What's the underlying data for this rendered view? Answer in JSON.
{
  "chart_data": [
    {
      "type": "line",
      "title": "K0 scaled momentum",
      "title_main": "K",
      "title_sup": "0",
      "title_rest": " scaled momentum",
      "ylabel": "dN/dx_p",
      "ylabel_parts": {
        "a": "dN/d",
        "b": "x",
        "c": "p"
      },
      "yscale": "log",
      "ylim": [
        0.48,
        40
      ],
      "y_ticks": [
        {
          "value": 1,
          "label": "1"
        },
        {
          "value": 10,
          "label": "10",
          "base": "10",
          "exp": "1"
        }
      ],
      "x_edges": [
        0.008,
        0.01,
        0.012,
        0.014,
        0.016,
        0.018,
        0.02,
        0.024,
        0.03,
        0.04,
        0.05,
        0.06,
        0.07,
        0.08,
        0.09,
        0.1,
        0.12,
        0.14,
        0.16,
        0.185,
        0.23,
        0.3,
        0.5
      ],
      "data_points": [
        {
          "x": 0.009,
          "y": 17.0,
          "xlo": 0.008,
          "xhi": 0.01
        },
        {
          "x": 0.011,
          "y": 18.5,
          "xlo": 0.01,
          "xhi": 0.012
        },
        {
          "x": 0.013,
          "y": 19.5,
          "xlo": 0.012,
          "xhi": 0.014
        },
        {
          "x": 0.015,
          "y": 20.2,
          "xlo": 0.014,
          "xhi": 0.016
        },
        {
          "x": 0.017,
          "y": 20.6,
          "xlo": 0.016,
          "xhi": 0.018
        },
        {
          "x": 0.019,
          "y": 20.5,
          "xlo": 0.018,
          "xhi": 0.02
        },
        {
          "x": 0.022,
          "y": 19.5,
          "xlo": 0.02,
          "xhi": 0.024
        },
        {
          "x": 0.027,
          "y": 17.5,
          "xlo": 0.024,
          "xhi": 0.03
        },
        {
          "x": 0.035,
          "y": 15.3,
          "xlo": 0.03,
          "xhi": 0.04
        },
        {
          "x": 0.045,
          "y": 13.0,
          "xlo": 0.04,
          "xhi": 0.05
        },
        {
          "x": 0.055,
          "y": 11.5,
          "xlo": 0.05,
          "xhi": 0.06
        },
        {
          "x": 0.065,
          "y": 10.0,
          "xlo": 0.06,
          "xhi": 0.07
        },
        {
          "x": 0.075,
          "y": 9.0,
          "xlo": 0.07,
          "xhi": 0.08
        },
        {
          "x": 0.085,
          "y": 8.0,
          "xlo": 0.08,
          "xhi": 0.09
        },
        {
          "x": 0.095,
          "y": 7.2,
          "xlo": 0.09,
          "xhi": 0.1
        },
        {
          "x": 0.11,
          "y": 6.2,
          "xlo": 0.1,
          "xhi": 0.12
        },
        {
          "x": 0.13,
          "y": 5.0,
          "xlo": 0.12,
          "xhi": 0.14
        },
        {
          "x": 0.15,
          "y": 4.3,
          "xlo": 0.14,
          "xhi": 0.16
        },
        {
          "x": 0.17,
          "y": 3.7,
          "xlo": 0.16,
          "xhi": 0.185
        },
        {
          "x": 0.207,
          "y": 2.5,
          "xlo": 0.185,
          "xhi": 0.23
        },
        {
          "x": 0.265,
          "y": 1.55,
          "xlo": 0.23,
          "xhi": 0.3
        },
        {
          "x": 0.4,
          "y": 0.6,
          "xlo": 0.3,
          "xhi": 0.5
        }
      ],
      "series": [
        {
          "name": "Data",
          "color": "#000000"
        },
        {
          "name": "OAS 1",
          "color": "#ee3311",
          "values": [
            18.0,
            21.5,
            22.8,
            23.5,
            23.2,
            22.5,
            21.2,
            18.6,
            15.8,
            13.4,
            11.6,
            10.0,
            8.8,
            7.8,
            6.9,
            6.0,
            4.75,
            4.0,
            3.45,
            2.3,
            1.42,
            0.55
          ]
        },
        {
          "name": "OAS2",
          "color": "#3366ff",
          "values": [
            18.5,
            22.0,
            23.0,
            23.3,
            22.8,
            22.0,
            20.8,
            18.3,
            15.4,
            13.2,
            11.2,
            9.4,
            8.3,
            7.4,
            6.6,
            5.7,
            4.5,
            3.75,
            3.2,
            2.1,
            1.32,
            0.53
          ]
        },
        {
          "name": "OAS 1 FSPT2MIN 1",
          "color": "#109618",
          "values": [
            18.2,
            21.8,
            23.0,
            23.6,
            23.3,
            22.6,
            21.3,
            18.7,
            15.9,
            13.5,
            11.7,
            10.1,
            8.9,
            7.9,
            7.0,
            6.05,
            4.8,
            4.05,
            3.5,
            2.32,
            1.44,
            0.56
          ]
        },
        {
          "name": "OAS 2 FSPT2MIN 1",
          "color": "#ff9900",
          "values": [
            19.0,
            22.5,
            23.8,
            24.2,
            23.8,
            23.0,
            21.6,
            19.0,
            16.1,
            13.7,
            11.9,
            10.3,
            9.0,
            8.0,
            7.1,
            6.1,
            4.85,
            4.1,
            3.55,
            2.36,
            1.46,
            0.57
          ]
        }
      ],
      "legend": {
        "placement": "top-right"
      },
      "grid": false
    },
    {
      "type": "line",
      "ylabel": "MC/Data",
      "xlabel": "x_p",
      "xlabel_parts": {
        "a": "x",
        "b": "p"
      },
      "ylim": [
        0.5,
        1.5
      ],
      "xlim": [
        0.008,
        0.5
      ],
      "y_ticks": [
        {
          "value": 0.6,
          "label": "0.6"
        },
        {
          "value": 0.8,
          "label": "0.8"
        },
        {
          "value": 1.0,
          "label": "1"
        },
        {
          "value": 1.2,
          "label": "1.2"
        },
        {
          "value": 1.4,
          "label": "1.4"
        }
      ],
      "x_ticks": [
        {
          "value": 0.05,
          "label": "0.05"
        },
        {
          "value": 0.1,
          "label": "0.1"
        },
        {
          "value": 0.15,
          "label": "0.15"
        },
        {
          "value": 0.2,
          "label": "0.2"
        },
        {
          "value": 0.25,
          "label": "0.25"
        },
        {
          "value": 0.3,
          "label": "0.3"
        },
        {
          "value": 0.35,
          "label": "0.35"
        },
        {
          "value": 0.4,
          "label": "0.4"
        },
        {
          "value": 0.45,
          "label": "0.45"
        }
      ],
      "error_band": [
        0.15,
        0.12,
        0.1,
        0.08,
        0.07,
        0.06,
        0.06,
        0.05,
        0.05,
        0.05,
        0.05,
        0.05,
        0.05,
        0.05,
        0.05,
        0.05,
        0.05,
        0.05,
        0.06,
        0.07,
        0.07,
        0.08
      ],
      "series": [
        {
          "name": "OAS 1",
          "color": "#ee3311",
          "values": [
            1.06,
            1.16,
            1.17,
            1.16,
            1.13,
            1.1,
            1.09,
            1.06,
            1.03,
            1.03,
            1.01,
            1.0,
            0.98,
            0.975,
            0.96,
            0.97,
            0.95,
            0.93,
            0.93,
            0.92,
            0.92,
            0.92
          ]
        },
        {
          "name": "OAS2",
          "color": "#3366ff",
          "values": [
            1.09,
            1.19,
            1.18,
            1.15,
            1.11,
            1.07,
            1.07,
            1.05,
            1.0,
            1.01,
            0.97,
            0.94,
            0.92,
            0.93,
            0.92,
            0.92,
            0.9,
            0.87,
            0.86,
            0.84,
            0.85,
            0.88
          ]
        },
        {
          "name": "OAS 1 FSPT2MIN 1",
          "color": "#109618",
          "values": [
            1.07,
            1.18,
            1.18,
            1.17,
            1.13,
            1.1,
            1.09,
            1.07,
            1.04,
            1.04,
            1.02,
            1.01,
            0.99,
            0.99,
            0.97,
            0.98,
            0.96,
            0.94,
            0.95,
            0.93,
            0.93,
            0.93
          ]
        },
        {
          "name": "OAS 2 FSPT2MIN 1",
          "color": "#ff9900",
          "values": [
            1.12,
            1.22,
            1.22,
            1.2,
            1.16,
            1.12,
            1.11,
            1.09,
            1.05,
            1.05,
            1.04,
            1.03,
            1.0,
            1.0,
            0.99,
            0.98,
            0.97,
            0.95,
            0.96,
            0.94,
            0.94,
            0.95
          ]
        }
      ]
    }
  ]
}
# # # # # # #
Gather from the entries above all lines that include the string "momentum".

      "title": "K0 scaled momentum",
      "title_rest": " scaled momentum",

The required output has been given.